STATED TASK: Each entry below should be reproduced character for character.

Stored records
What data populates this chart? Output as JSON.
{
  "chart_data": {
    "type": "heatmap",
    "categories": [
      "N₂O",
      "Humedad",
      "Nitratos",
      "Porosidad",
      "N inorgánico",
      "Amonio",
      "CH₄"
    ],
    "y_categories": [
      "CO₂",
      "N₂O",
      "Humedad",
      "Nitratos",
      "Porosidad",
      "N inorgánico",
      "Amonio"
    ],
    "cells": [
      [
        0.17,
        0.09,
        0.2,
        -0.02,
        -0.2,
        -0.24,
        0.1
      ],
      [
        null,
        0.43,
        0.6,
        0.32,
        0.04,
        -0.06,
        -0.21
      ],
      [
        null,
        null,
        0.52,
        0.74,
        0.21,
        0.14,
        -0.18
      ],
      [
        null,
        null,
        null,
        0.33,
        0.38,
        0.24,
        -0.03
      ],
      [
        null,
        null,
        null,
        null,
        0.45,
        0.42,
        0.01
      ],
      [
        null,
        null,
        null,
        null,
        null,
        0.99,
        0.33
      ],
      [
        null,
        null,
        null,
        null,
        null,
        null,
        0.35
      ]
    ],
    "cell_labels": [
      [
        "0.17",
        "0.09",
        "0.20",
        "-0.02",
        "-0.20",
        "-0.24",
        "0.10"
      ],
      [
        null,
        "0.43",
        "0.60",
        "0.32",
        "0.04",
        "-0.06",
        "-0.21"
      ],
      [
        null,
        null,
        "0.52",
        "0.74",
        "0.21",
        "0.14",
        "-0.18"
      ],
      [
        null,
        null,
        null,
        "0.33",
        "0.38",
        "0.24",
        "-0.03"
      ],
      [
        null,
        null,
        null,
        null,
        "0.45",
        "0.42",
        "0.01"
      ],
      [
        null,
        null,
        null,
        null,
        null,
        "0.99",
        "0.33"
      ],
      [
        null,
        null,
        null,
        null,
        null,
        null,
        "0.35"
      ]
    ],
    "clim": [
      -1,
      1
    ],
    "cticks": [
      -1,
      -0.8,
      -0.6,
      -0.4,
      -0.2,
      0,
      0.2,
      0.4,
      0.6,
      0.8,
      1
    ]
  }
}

COMPLETED TASK:
What data populates this chart? Output as JSON.
{
  "chart_data": {
    "type": "heatmap",
    "categories": [
      "N₂O",
      "Humedad",
      "Nitratos",
      "Porosidad",
      "N inorgánico",
      "Amonio",
      "CH₄"
    ],
    "y_categories": [
      "CO₂",
      "N₂O",
      "Humedad",
      "Nitratos",
      "Porosidad",
      "N inorgánico",
      "Amonio"
    ],
    "cells": [
      [
        0.17,
        0.09,
        0.2,
        -0.02,
        -0.2,
        -0.24,
        0.1
      ],
      [
        null,
        0.43,
        0.6,
        0.32,
        0.04,
        -0.06,
        -0.21
      ],
      [
        null,
        null,
        0.52,
        0.74,
        0.21,
        0.14,
        -0.18
      ],
      [
        null,
        null,
        null,
        0.33,
        0.38,
        0.24,
        -0.03
      ],
      [
        null,
        null,
        null,
        null,
        0.45,
        0.42,
        0.01
      ],
      [
        null,
        null,
        null,
        null,
        null,
        0.99,
        0.33
      ],
      [
        null,
        null,
        null,
        null,
        null,
        null,
        0.35
      ]
    ],
    "cell_labels": [
      [
        "0.17",
        "0.09",
        "0.20",
        "-0.02",
        "-0.20",
        "-0.24",
        "0.10"
      ],
      [
        null,
        "0.43",
        "0.60",
        "0.32",
        "0.04",
        "-0.06",
        "-0.21"
      ],
      [
        null,
        null,
        "0.52",
        "0.74",
        "0.21",
        "0.14",
        "-0.18"
      ],
      [
        null,
        null,
        null,
        "0.33",
        "0.38",
        "0.24",
        "-0.03"
      ],
      [
        null,
        null,
        null,
        null,
        "0.45",
        "0.42",
        "0.01"
      ],
      [
        null,
        null,
        null,
        null,
        null,
        "0.99",
        "0.33"
      ],
      [
        null,
        null,
        null,
        null,
        null,
        null,
        "0.35"
      ]
    ],
    "clim": [
      -1,
      1
    ],
    "cticks": [
      -1,
      -0.8,
      -0.6,
      -0.4,
      -0.2,
      0,
      0.2,
      0.4,
      0.6,
      0.8,
      1
    ]
  }
}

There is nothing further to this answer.